## 設定課題 1
前田建設工業と前田道路をめぐる提示文から、次の一文を英語に訳しなさい。「岡部氏の葬儀は1月19日に行われた。」
## 設定課題 2
前田建設工業と前田道路をめぐる提示文のうち、「前田建は力でねじ伏せたが、徹」と「だ。前田道は、岡部体制で独立を維持した。」の間をその両端も含めて、「独立独歩」を「自主独立」に置き換えて書き改めなさい。

## 提示文
_____
建設は道路を力でねじ伏せたが、うまくいくのか

 ゼネコン準大手の前田建設工業(以下・前田建と略)は3月13日、グループ会社の前田道路(以下・前田道と略)に対する敵対的TOBの結果、前田道を連結子会社にすると発表した。買い付け上限を上回る応募があり、前田道株2,181万株を861億円で買い付けることが決まった。前田道株の保有比率はTOB前の24%から目標の51%に上昇し、取締役の選任権を得る。連結子会社後も上場を維持する。

 前田建は同日、「協業体制を強化するため、前田道に対し速やかに協業の申し入れを行う」とのコメントを出した。一方、前田道はコメントを出さず、衝撃の大きさを物語っている。

 前田建は力でねじ伏せたが、徹底抗戦した前田道との溝は深い。前田道は経営陣だけではなく労働組合や協力会社も一丸となり、前田建のTOBに反対してきた。はたして、うまくいくのだろうか。

叔父と甥の「近親憎悪」が根底にある

 「前田」の名前がついているが、両社の出自は異なる。前田道は1930(昭和5)年設立のアスファルト舗装工事の草分けである高野組(その後、高野建設に商号変更)。62(昭和37)年に会社更生法を申請した際、事業管財人に就任したのが前田建だった。更生手続きは終結。68年に高野建設から前田道路へと社名を変えた。

 前田道が前田建に徹底抗戦したのは、元社長・岡部正嗣氏がつくり上げた独立独歩で道路舗装の王者を争うプライドがある。株式時価総額は前田道が前田建を上回っており、「親会社なにするものぞ」という反骨心があった。

 岡部氏は92年、前田建設の副社長から前田道路の副社長に転じ、94年に社長に昇格した。岡部氏が社長に就任した94年はバブル崩壊で建設業が不況に突入した頃だ。岡部氏は「1人も辞めさせない」と宣言して乗り切った。これで社員の信頼を勝ち取る。前田道が今もなお「岡部道路」といわれるゆえんだ。

 前田建と前田道の大喧嘩は、甥と叔父の「近親憎悪」とみる向きは多い。前田建の前田操治社長は、2代目前田又兵衛氏の長男。16年、社長に就いた時、創業家本家への大政奉還と言われた。一方、岡部正嗣氏は2代目前田又兵衛氏の娘婿。操治氏と岡部氏は、義理の甥と叔父の関係だが、およそ、仲が良いとはいえなかった。

 ゼネコンでは鹿島や大林組が傘下の道路舗装会社を完全子会社化した。前田建も前田道への関与を強めてきたが、抵抗したのが岡部氏だ。前田道は、岡部体制で独立を維持した。

 「防波堤」の役割をはたしていた岡部氏が1月9日に死去。岡部氏の葬儀は1月19日に行われた。その翌日の20日、前田建は前田道にTOBを提案した。“目の上のたんこぶ”が亡くなり、前田建の創業家の御曹司、前田操治社長は、一気に勝負に出た。岡部氏の死去と同時に、買収を仕掛けてきた前田建に対して、前田道は猛反発。泥沼の抗争にエスカレートしていくことになる。
_____
## 資料

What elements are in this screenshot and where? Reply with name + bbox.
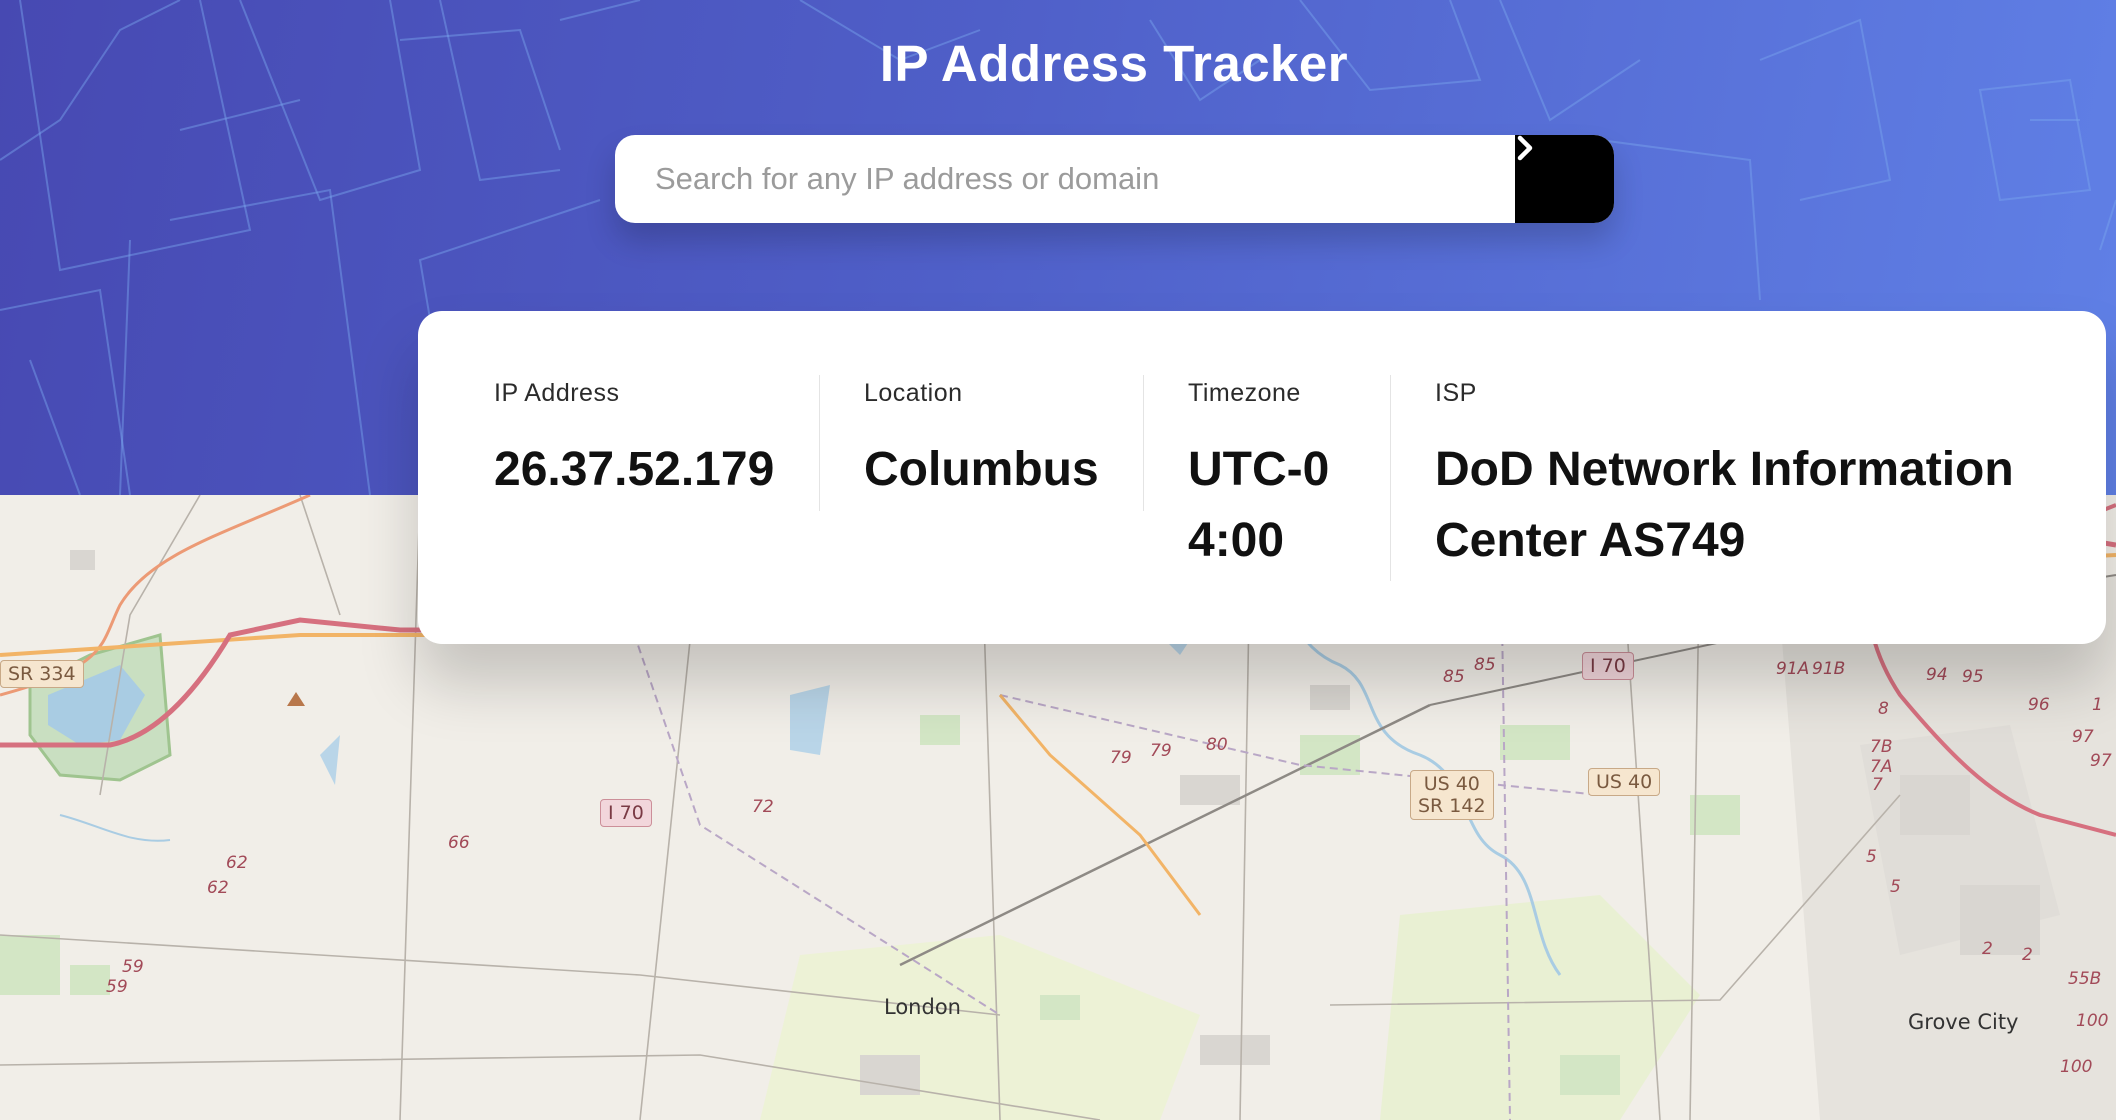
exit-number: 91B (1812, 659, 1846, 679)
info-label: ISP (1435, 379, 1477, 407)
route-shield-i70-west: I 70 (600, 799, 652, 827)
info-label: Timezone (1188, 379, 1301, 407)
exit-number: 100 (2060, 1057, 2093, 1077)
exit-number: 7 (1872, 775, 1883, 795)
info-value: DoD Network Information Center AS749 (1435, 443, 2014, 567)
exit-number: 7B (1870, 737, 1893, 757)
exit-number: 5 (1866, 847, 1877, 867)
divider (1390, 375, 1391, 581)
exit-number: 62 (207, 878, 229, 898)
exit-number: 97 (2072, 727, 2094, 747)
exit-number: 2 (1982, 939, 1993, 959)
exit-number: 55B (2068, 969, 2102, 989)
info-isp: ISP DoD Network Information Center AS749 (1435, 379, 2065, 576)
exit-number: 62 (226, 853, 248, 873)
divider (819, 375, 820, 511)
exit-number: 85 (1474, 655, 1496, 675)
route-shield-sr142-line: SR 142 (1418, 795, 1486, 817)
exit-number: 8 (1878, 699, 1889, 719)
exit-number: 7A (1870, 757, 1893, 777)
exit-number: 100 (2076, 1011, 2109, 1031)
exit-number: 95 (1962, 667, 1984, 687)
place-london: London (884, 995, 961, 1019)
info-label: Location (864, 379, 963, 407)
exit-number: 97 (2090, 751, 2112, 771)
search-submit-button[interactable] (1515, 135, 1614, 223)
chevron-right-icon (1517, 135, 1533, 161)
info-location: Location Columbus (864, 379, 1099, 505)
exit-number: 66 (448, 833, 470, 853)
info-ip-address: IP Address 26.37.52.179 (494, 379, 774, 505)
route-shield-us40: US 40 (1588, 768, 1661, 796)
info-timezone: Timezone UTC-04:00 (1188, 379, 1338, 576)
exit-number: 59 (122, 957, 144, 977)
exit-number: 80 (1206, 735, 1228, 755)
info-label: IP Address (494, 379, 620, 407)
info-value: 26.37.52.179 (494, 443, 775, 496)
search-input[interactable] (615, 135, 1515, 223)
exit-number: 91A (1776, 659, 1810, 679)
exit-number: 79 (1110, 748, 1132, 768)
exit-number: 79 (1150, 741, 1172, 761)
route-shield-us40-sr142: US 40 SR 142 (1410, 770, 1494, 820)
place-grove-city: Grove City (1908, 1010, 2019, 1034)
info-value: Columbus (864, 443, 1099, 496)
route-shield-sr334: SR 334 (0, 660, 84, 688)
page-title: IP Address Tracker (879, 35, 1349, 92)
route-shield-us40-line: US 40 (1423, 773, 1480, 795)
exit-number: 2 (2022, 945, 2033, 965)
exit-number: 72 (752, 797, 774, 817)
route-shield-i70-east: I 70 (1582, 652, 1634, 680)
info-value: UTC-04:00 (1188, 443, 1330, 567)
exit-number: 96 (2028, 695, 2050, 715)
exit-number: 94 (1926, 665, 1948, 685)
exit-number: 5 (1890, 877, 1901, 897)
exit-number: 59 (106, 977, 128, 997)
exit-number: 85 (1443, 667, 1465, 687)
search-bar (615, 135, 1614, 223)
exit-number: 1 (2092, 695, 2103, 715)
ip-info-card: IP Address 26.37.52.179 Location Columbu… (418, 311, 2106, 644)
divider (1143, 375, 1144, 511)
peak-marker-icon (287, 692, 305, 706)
_____
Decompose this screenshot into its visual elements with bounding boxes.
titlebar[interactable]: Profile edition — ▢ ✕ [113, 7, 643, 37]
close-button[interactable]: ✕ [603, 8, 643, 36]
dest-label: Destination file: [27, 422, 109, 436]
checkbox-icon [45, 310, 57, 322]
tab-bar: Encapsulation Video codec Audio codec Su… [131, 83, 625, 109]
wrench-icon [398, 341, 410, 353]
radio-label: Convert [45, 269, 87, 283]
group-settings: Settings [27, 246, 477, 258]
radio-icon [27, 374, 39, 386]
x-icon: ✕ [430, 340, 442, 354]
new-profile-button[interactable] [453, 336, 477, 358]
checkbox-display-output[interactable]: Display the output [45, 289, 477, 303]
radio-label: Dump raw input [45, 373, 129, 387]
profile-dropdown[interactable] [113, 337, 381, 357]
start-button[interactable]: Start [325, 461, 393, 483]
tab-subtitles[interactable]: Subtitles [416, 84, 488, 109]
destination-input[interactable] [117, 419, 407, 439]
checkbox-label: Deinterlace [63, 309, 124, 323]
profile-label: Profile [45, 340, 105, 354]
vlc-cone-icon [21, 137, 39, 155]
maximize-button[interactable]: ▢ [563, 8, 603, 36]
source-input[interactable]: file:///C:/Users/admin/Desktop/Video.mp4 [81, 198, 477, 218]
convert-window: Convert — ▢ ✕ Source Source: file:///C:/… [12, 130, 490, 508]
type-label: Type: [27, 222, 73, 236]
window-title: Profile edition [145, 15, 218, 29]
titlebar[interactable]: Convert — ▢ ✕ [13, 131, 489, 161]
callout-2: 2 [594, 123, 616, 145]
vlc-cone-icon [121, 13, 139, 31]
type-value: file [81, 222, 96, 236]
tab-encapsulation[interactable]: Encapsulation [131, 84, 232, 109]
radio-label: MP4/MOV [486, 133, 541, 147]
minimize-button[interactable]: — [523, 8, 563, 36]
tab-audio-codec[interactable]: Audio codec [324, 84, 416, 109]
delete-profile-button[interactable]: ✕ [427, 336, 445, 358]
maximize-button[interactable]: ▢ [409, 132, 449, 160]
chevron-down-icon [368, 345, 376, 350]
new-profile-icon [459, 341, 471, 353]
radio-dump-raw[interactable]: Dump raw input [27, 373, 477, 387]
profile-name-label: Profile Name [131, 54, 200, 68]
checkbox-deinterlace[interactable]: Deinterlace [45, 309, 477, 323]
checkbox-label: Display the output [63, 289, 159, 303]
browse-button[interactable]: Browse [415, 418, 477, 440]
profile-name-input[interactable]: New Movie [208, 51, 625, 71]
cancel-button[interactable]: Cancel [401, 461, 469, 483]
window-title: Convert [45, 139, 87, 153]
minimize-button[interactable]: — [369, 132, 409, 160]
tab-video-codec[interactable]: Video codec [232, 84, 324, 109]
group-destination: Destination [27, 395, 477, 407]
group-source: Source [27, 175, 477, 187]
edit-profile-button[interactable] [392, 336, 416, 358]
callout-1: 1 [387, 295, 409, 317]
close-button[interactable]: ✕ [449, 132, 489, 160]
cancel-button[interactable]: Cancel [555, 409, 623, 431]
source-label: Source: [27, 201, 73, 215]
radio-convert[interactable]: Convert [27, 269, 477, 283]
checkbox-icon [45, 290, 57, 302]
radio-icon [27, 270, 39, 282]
_____
## 解答 1
Okabe's funeral was held on January 19.

## 解答 2
前田建は力でねじ伏せたが、徹底抗戦した前田道との溝は深い。前田道は経営陣だけではなく労働組合や協力会社も一丸となり、前田建のTOBに反対してきた。はたして、うまくいくのだろうか。

叔父と甥の「近親憎悪」が根底にある

 「前田」の名前がついているが、両社の出自は異なる。前田道は1930(昭和5)年設立のアスファルト舗装工事の草分けである高野組(その後、高野建設に商号変更)。62(昭和37)年に会社更生法を申請した際、事業管財人に就任したのが前田建だった。更生手続きは終結。68年に高野建設から前田道路へと社名を変えた。

 前田道が前田建に徹底抗戦したのは、元社長・岡部正嗣氏がつくり上げた自主独立で道路舗装の王者を争うプライドがある。株式時価総額は前田道が前田建を上回っており、「親会社なにするものぞ」という反骨心があった。

 岡部氏は92年、前田建設の副社長から前田道路の副社長に転じ、94年に社長に昇格した。岡部氏が社長に就任した94年はバブル崩壊で建設業が不況に突入した頃だ。岡部氏は「1人も辞めさせない」と宣言して乗り切った。これで社員の信頼を勝ち取る。前田道が今もなお「岡部道路」といわれるゆえんだ。

 前田建と前田道の大喧嘩は、甥と叔父の「近親憎悪」とみる向きは多い。前田建の前田操治社長は、2代目前田又兵衛氏の長男。16年、社長に就いた時、創業家本家への大政奉還と言われた。一方、岡部正嗣氏は2代目前田又兵衛氏の娘婿。操治氏と岡部氏は、義理の甥と叔父の関係だが、およそ、仲が良いとはいえなかった。

 ゼネコンでは鹿島や大林組が傘下の道路舗装会社を完全子会社化した。前田建も前田道への関与を強めてきたが、抵抗したのが岡部氏だ。前田道は、岡部体制で独立を維持した。